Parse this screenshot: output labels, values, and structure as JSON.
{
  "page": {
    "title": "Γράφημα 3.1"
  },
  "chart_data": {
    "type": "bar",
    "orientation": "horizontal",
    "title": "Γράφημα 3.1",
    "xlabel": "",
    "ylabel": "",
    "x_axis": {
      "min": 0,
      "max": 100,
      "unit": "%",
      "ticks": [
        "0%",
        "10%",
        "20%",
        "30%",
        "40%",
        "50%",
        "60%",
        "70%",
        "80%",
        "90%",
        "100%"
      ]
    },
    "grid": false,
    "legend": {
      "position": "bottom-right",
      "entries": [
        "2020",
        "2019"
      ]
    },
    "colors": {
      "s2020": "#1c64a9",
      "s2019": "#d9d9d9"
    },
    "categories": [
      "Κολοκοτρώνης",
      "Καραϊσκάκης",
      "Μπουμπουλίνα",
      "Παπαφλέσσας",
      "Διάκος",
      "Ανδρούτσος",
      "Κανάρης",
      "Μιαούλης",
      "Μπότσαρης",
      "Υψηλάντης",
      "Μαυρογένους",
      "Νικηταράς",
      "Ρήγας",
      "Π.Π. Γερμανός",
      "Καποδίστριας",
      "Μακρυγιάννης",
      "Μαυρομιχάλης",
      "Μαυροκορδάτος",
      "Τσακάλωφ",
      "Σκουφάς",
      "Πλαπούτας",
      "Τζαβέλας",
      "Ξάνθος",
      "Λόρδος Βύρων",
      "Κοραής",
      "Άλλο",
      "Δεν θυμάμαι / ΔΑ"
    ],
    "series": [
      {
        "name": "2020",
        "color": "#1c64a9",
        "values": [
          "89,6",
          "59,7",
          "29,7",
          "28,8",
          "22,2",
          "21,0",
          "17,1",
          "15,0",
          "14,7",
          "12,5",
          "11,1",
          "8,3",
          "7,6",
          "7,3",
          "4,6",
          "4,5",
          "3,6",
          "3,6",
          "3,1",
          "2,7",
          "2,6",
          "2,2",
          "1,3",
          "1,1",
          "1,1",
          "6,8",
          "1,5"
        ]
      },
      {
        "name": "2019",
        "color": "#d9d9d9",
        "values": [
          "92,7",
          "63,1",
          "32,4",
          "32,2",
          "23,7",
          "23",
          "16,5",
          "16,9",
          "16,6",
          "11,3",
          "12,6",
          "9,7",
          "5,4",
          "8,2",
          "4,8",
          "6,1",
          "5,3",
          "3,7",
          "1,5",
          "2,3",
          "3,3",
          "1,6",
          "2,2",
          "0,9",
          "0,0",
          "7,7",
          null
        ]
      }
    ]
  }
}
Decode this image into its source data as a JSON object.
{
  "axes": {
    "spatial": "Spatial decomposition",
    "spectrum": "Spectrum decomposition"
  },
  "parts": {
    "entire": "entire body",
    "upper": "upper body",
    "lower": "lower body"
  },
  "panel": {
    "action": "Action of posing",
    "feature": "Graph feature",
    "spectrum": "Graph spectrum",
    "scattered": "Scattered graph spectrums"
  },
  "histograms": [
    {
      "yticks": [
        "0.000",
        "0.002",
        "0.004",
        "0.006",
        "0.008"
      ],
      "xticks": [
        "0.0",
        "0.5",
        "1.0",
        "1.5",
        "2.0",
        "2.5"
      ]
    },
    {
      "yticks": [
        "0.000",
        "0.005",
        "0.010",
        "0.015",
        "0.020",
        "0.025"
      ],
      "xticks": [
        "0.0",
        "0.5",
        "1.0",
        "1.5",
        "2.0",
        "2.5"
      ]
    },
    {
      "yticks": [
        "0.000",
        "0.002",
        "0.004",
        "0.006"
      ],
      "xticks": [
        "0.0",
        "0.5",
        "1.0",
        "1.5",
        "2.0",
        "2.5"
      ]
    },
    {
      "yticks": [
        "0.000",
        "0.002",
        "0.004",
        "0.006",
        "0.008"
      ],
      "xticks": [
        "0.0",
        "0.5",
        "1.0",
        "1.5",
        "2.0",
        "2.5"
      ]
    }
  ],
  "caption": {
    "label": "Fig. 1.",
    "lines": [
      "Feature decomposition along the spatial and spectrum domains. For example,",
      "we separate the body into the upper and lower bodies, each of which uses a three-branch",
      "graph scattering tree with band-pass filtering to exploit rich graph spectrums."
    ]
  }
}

────────────────────────────────────────

Goal of the exercise: Look through the records and gather every line containing "decomposition".

Finished answer:
    "spatial": "Spatial decomposition",
    "spectrum": "Spectrum decomposition"
      "Feature decomposition along the spatial and spectrum domains. For example,",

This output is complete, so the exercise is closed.